======== Data for processing ========

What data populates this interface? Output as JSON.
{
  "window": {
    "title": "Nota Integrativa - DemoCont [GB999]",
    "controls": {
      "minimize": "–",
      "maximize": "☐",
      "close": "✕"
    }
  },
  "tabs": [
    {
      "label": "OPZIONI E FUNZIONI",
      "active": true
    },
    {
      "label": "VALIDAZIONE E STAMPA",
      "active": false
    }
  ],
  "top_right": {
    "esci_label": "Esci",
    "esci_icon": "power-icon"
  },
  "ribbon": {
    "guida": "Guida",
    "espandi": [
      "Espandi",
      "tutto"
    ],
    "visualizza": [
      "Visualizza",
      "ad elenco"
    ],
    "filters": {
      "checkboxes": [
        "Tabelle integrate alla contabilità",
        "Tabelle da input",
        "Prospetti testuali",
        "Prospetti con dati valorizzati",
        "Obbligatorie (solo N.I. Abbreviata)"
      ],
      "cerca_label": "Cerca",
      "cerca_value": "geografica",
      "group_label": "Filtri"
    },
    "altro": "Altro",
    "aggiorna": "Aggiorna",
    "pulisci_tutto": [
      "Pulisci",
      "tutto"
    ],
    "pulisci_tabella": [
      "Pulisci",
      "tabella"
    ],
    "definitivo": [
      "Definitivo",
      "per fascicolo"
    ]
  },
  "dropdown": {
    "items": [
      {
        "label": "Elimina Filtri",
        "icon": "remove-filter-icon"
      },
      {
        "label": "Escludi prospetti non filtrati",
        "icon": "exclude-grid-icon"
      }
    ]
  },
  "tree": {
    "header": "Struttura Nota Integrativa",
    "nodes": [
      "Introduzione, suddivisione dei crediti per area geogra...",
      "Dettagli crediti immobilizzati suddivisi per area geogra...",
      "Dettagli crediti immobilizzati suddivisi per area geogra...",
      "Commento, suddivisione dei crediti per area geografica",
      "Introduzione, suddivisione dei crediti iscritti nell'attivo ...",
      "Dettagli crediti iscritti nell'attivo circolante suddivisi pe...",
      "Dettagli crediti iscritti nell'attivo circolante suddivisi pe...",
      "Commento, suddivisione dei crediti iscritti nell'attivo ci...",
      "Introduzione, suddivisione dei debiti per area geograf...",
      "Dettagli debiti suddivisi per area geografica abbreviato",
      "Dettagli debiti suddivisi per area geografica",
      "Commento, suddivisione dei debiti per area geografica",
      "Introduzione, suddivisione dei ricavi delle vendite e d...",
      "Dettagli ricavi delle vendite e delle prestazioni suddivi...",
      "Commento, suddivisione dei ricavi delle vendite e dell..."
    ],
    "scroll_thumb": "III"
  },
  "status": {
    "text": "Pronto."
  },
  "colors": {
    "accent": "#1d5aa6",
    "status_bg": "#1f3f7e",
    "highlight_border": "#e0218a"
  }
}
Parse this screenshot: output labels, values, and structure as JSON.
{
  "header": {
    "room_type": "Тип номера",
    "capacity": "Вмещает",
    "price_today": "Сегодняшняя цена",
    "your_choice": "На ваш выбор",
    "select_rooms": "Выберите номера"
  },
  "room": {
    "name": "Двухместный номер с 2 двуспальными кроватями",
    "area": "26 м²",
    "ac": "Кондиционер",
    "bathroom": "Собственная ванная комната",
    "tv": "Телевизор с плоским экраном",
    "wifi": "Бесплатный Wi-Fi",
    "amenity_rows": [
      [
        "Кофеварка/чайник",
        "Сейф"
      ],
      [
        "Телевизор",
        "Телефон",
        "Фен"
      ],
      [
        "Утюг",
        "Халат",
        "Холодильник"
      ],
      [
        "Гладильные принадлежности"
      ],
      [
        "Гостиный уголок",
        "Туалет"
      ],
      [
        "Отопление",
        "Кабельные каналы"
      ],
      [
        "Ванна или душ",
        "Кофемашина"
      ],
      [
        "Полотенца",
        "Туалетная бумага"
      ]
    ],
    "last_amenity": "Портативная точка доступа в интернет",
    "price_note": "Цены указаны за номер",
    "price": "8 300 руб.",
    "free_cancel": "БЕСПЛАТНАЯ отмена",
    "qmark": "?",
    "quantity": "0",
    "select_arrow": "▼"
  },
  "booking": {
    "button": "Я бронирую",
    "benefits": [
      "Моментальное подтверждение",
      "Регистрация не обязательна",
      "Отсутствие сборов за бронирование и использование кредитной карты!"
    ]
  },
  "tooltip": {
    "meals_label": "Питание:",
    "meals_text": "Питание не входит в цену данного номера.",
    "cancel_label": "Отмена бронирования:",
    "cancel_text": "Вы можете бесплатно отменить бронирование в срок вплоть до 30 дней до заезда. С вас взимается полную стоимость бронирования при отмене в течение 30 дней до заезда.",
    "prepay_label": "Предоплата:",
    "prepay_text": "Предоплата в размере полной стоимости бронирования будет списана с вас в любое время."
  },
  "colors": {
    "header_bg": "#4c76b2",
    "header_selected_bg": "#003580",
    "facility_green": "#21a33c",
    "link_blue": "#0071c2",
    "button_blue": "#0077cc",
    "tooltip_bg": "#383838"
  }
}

========

_Task_: Print the records above exactly as they appear.

_Correct output_:
What data populates this interface? Output as JSON.
{
  "window": {
    "title": "Nota Integrativa - DemoCont [GB999]",
    "controls": {
      "minimize": "–",
      "maximize": "☐",
      "close": "✕"
    }
  },
  "tabs": [
    {
      "label": "OPZIONI E FUNZIONI",
      "active": true
    },
    {
      "label": "VALIDAZIONE E STAMPA",
      "active": false
    }
  ],
  "top_right": {
    "esci_label": "Esci",
    "esci_icon": "power-icon"
  },
  "ribbon": {
    "guida": "Guida",
    "espandi": [
      "Espandi",
      "tutto"
    ],
    "visualizza": [
      "Visualizza",
      "ad elenco"
    ],
    "filters": {
      "checkboxes": [
        "Tabelle integrate alla contabilità",
        "Tabelle da input",
        "Prospetti testuali",
        "Prospetti con dati valorizzati",
        "Obbligatorie (solo N.I. Abbreviata)"
      ],
      "cerca_label": "Cerca",
      "cerca_value": "geografica",
      "group_label": "Filtri"
    },
    "altro": "Altro",
    "aggiorna": "Aggiorna",
    "pulisci_tutto": [
      "Pulisci",
      "tutto"
    ],
    "pulisci_tabella": [
      "Pulisci",
      "tabella"
    ],
    "definitivo": [
      "Definitivo",
      "per fascicolo"
    ]
  },
  "dropdown": {
    "items": [
      {
        "label": "Elimina Filtri",
        "icon": "remove-filter-icon"
      },
      {
        "label": "Escludi prospetti non filtrati",
        "icon": "exclude-grid-icon"
      }
    ]
  },
  "tree": {
    "header": "Struttura Nota Integrativa",
    "nodes": [
      "Introduzione, suddivisione dei crediti per area geogra...",
      "Dettagli crediti immobilizzati suddivisi per area geogra...",
      "Dettagli crediti immobilizzati suddivisi per area geogra...",
      "Commento, suddivisione dei crediti per area geografica",
      "Introduzione, suddivisione dei crediti iscritti nell'attivo ...",
      "Dettagli crediti iscritti nell'attivo circolante suddivisi pe...",
      "Dettagli crediti iscritti nell'attivo circolante suddivisi pe...",
      "Commento, suddivisione dei crediti iscritti nell'attivo ci...",
      "Introduzione, suddivisione dei debiti per area geograf...",
      "Dettagli debiti suddivisi per area geografica abbreviato",
      "Dettagli debiti suddivisi per area geografica",
      "Commento, suddivisione dei debiti per area geografica",
      "Introduzione, suddivisione dei ricavi delle vendite e d...",
      "Dettagli ricavi delle vendite e delle prestazioni suddivi...",
      "Commento, suddivisione dei ricavi delle vendite e dell..."
    ],
    "scroll_thumb": "III"
  },
  "status": {
    "text": "Pronto."
  },
  "colors": {
    "accent": "#1d5aa6",
    "status_bg": "#1f3f7e",
    "highlight_border": "#e0218a"
  }
}
Parse this screenshot: output labels, values, and structure as JSON.
{
  "header": {
    "room_type": "Тип номера",
    "capacity": "Вмещает",
    "price_today": "Сегодняшняя цена",
    "your_choice": "На ваш выбор",
    "select_rooms": "Выберите номера"
  },
  "room": {
    "name": "Двухместный номер с 2 двуспальными кроватями",
    "area": "26 м²",
    "ac": "Кондиционер",
    "bathroom": "Собственная ванная комната",
    "tv": "Телевизор с плоским экраном",
    "wifi": "Бесплатный Wi-Fi",
    "amenity_rows": [
      [
        "Кофеварка/чайник",
        "Сейф"
      ],
      [
        "Телевизор",
        "Телефон",
        "Фен"
      ],
      [
        "Утюг",
        "Халат",
        "Холодильник"
      ],
      [
        "Гладильные принадлежности"
      ],
      [
        "Гостиный уголок",
        "Туалет"
      ],
      [
        "Отопление",
        "Кабельные каналы"
      ],
      [
        "Ванна или душ",
        "Кофемашина"
      ],
      [
        "Полотенца",
        "Туалетная бумага"
      ]
    ],
    "last_amenity": "Портативная точка доступа в интернет",
    "price_note": "Цены указаны за номер",
    "price": "8 300 руб.",
    "free_cancel": "БЕСПЛАТНАЯ отмена",
    "qmark": "?",
    "quantity": "0",
    "select_arrow": "▼"
  },
  "booking": {
    "button": "Я бронирую",
    "benefits": [
      "Моментальное подтверждение",
      "Регистрация не обязательна",
      "Отсутствие сборов за бронирование и использование кредитной карты!"
    ]
  },
  "tooltip": {
    "meals_label": "Питание:",
    "meals_text": "Питание не входит в цену данного номера.",
    "cancel_label": "Отмена бронирования:",
    "cancel_text": "Вы можете бесплатно отменить бронирование в срок вплоть до 30 дней до заезда. С вас взимается полную стоимость бронирования при отмене в течение 30 дней до заезда.",
    "prepay_label": "Предоплата:",
    "prepay_text": "Предоплата в размере полной стоимости бронирования будет списана с вас в любое время."
  },
  "colors": {
    "header_bg": "#4c76b2",
    "header_selected_bg": "#003580",
    "facility_green": "#21a33c",
    "link_blue": "#0071c2",
    "button_blue": "#0077cc",
    "tooltip_bg": "#383838"
  }
}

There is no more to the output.